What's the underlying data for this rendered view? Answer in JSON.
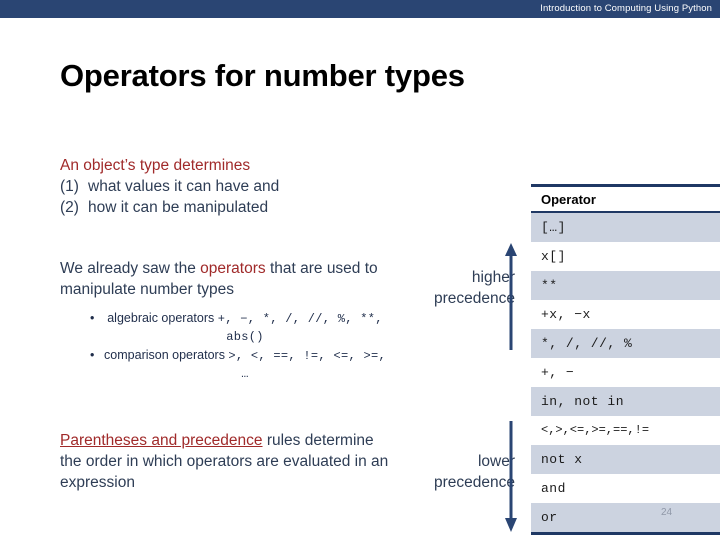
{
  "banner": {
    "title": "Introduction to Computing Using Python",
    "bg_color": "#2a4573"
  },
  "slide": {
    "title": "Operators for number types",
    "page_number": "24"
  },
  "colors": {
    "accent_red": "#a02a2a",
    "body_blue": "#2e3d55",
    "table_border": "#1f3864",
    "table_shade": "#ccd3e0"
  },
  "body": {
    "para_1": {
      "lead": "An object’s type determines",
      "items": [
        {
          "num": "(1)",
          "text": "what values it can have and"
        },
        {
          "num": "(2)",
          "text": "how it can be manipulated"
        }
      ]
    },
    "para_2": {
      "before": "We already saw the ",
      "highlight": "operators",
      "after": " that are used to manipulate number types"
    },
    "bullets": [
      {
        "label": "algebraic operators ",
        "code": "+, −, *, /, //, %, **, abs()"
      },
      {
        "label": "comparison operators ",
        "code": ">, <, ==, !=, <=, >=, …"
      }
    ],
    "para_3": {
      "highlight": "Parentheses and precedence",
      "after": " rules determine the order in which operators are evaluated in an expression"
    }
  },
  "precedence": {
    "higher_line1": "higher",
    "higher_line2": "precedence",
    "lower_line1": "lower",
    "lower_line2": "precedence"
  },
  "operator_table": {
    "header": "Operator",
    "rows": [
      {
        "value": "[…]",
        "shaded": true
      },
      {
        "value": "x[]",
        "shaded": false
      },
      {
        "value": "**",
        "shaded": true
      },
      {
        "value": "+x,  −x",
        "shaded": false
      },
      {
        "value": "*,  /,  //,  %",
        "shaded": true
      },
      {
        "value": "+,  −",
        "shaded": false
      },
      {
        "value": "in, not in",
        "shaded": true
      },
      {
        "value": "<,>,<=,>=,==,!=",
        "shaded": false,
        "tight": true
      },
      {
        "value": "not x",
        "shaded": true
      },
      {
        "value": "and",
        "shaded": false
      },
      {
        "value": "or",
        "shaded": true
      }
    ]
  }
}
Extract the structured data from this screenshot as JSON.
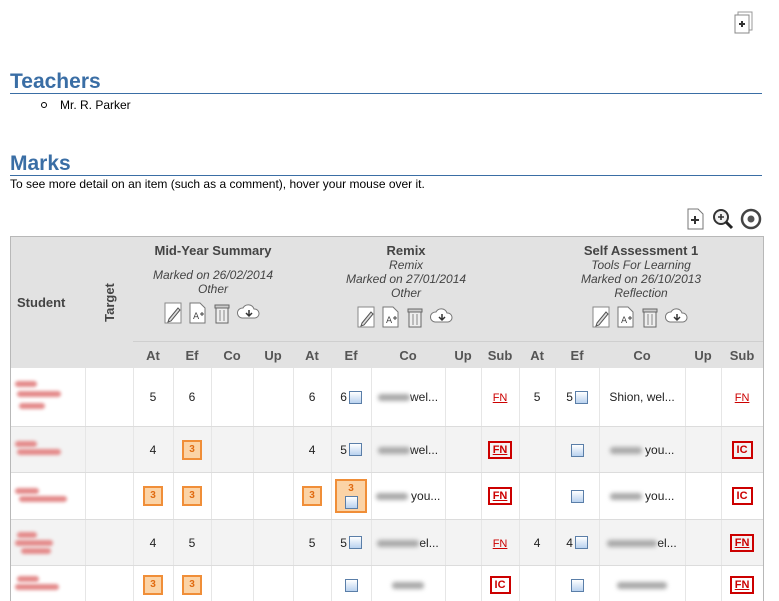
{
  "top": {
    "add_icon": "page-add-icon"
  },
  "teachers": {
    "heading": "Teachers",
    "items": [
      "Mr. R. Parker"
    ]
  },
  "marks": {
    "heading": "Marks",
    "hint": "To see more detail on an item (such as a comment), hover your mouse over it.",
    "tools": [
      "page-add-icon",
      "zoom-icon",
      "target-icon"
    ]
  },
  "grid": {
    "student_header": "Student",
    "target_header": "Target",
    "assessments": [
      {
        "title": "Mid-Year Summary",
        "subtitle": "",
        "marked": "Marked on 26/02/2014",
        "type": "Other"
      },
      {
        "title": "Remix",
        "subtitle": "Remix",
        "marked": "Marked on 27/01/2014",
        "type": "Other"
      },
      {
        "title": "Self Assessment 1",
        "subtitle": "Tools For Learning",
        "marked": "Marked on 26/10/2013",
        "type": "Reflection"
      }
    ],
    "sub_headers": [
      "At",
      "Ef",
      "Co",
      "Up",
      "At",
      "Ef",
      "Co",
      "Up",
      "Sub",
      "At",
      "Ef",
      "Co",
      "Up",
      "Sub"
    ],
    "rows": [
      [
        "5",
        "6",
        "",
        "",
        "6",
        "6 ▣",
        "wel...",
        "",
        "FN",
        "5",
        "5 ▣",
        "Shion, wel...",
        "",
        "FN"
      ],
      [
        "4",
        "3",
        "",
        "",
        "4",
        "5 ▣",
        "wel...",
        "",
        "FN",
        "",
        "▣",
        "you...",
        "",
        "IC"
      ],
      [
        "3",
        "3",
        "",
        "",
        "3",
        "3 ▣",
        "you...",
        "",
        "FN",
        "",
        "▣",
        "you...",
        "",
        "IC"
      ],
      [
        "4",
        "5",
        "",
        "",
        "5",
        "5 ▣",
        "el...",
        "",
        "FN",
        "4",
        "4 ▣",
        "el...",
        "",
        "FN"
      ],
      [
        "3",
        "3",
        "",
        "",
        "",
        "▣",
        "",
        "",
        "IC",
        "",
        "▣",
        "",
        "",
        "FN"
      ]
    ],
    "fn_label": "FN",
    "ic_label": "IC",
    "c_5": "5",
    "c_6": "6",
    "c_4": "4",
    "c_3": "3",
    "cm_wel": "wel...",
    "cm_shion": "Shion, wel...",
    "cm_you": "you...",
    "cm_el": "el..."
  }
}
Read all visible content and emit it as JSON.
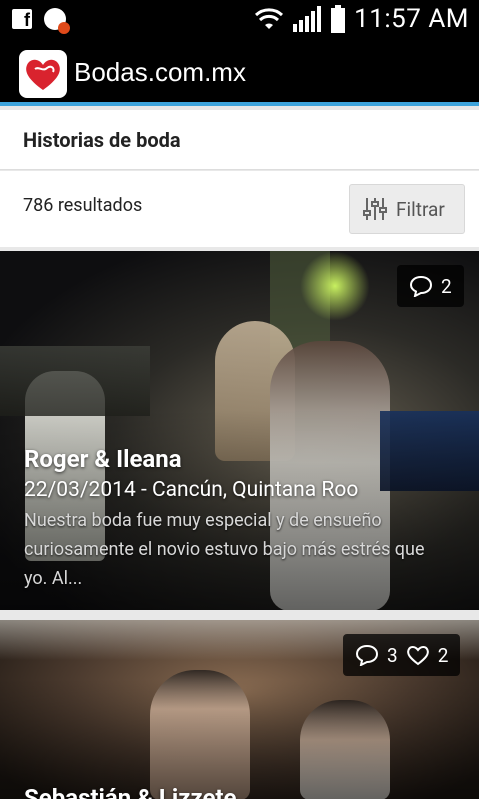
{
  "status_bar": {
    "time": "11:57 AM",
    "icons": [
      "facebook-icon",
      "app-notification-icon",
      "wifi-icon",
      "signal-icon",
      "battery-icon"
    ]
  },
  "app_bar": {
    "title": "Bodas.com.mx",
    "logo": "heart-logo-icon"
  },
  "section": {
    "title": "Historias de boda"
  },
  "results": {
    "count_label": "786 resultados",
    "filter_label": "Filtrar"
  },
  "cards": [
    {
      "name": "Roger & Ileana",
      "meta": "22/03/2014 - Cancún, Quintana Roo",
      "description": "Nuestra boda fue muy especial y de ensueño curiosamente el novio estuvo bajo más estrés que yo. Al...",
      "comments": "2"
    },
    {
      "name": "Sebastián & Lizzete",
      "comments": "3",
      "likes": "2"
    }
  ],
  "colors": {
    "accent": "#3ea4dc",
    "logo_heart": "#d9232e"
  }
}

________________

What you will do => Take the lines from the one containing "Read all visible content and emit it as JSON." through the final line of the listing above and print them exactly, including both ends but no pictures.

Expected answer =>
Read all visible content and emit it as JSON.
{
  "status_bar": {
    "time": "11:57 AM",
    "icons": [
      "facebook-icon",
      "app-notification-icon",
      "wifi-icon",
      "signal-icon",
      "battery-icon"
    ]
  },
  "app_bar": {
    "title": "Bodas.com.mx",
    "logo": "heart-logo-icon"
  },
  "section": {
    "title": "Historias de boda"
  },
  "results": {
    "count_label": "786 resultados",
    "filter_label": "Filtrar"
  },
  "cards": [
    {
      "name": "Roger & Ileana",
      "meta": "22/03/2014 - Cancún, Quintana Roo",
      "description": "Nuestra boda fue muy especial y de ensueño curiosamente el novio estuvo bajo más estrés que yo. Al...",
      "comments": "2"
    },
    {
      "name": "Sebastián & Lizzete",
      "comments": "3",
      "likes": "2"
    }
  ],
  "colors": {
    "accent": "#3ea4dc",
    "logo_heart": "#d9232e"
  }
}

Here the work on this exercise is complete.